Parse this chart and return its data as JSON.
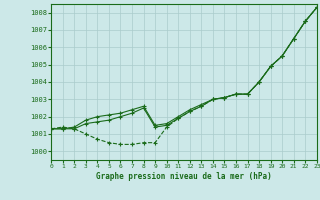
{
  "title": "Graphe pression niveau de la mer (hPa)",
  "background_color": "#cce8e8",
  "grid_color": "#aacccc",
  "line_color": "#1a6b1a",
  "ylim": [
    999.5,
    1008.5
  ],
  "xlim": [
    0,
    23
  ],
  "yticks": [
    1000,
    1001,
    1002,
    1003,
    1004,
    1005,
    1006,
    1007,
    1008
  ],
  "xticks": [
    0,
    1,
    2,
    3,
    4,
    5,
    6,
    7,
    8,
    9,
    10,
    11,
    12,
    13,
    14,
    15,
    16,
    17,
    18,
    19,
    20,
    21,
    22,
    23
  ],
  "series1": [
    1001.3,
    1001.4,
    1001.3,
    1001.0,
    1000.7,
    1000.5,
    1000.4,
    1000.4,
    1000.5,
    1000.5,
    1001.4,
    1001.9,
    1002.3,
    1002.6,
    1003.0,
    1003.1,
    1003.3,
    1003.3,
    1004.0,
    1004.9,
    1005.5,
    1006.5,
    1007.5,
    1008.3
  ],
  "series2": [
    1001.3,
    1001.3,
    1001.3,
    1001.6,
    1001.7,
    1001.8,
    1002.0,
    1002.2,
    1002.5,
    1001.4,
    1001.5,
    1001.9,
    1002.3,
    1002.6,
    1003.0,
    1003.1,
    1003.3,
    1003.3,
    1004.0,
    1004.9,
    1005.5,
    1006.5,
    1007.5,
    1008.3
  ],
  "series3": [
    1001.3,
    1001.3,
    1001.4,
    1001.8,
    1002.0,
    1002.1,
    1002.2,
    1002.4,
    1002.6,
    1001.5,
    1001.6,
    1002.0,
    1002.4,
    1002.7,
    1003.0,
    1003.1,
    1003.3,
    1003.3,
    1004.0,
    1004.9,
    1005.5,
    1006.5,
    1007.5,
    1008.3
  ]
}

-------

§ **PROBLEM TO SOLVE**
Print out the material word for word, omitting the pictures.

§ **WRITTEN ANSWER**
Parse this chart and return its data as JSON.
{
  "title": "Graphe pression niveau de la mer (hPa)",
  "background_color": "#cce8e8",
  "grid_color": "#aacccc",
  "line_color": "#1a6b1a",
  "ylim": [
    999.5,
    1008.5
  ],
  "xlim": [
    0,
    23
  ],
  "yticks": [
    1000,
    1001,
    1002,
    1003,
    1004,
    1005,
    1006,
    1007,
    1008
  ],
  "xticks": [
    0,
    1,
    2,
    3,
    4,
    5,
    6,
    7,
    8,
    9,
    10,
    11,
    12,
    13,
    14,
    15,
    16,
    17,
    18,
    19,
    20,
    21,
    22,
    23
  ],
  "series1": [
    1001.3,
    1001.4,
    1001.3,
    1001.0,
    1000.7,
    1000.5,
    1000.4,
    1000.4,
    1000.5,
    1000.5,
    1001.4,
    1001.9,
    1002.3,
    1002.6,
    1003.0,
    1003.1,
    1003.3,
    1003.3,
    1004.0,
    1004.9,
    1005.5,
    1006.5,
    1007.5,
    1008.3
  ],
  "series2": [
    1001.3,
    1001.3,
    1001.3,
    1001.6,
    1001.7,
    1001.8,
    1002.0,
    1002.2,
    1002.5,
    1001.4,
    1001.5,
    1001.9,
    1002.3,
    1002.6,
    1003.0,
    1003.1,
    1003.3,
    1003.3,
    1004.0,
    1004.9,
    1005.5,
    1006.5,
    1007.5,
    1008.3
  ],
  "series3": [
    1001.3,
    1001.3,
    1001.4,
    1001.8,
    1002.0,
    1002.1,
    1002.2,
    1002.4,
    1002.6,
    1001.5,
    1001.6,
    1002.0,
    1002.4,
    1002.7,
    1003.0,
    1003.1,
    1003.3,
    1003.3,
    1004.0,
    1004.9,
    1005.5,
    1006.5,
    1007.5,
    1008.3
  ]
}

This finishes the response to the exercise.